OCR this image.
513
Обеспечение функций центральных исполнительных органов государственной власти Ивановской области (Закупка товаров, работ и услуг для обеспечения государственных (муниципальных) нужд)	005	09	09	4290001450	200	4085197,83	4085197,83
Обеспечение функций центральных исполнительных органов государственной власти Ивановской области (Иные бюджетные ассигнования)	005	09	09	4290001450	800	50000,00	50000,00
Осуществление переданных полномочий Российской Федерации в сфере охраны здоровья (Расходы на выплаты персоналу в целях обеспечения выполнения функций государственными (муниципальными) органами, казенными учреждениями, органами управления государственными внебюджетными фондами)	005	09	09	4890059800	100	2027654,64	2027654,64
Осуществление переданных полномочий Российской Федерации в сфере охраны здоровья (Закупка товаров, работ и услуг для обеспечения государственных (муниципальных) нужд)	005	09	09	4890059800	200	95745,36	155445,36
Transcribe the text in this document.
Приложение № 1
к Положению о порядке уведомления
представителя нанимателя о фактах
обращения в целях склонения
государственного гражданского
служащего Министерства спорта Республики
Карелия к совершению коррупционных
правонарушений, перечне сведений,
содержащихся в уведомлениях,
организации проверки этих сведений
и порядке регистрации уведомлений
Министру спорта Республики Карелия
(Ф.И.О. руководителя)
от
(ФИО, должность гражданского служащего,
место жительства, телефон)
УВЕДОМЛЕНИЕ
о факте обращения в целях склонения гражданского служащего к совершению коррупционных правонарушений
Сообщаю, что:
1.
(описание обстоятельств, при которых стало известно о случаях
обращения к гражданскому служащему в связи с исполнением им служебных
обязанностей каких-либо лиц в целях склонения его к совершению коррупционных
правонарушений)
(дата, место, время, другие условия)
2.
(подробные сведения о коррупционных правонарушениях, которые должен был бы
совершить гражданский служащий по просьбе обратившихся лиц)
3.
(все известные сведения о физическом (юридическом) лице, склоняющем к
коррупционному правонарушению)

--------------------------------------------------

:: Given exercise ::
List all lines holding the string "сведения".

:: Correct result ::
(подробные сведения о коррупционных правонарушениях, которые должен был бы
(все известные сведения о физическом (юридическом) лице, склоняющем к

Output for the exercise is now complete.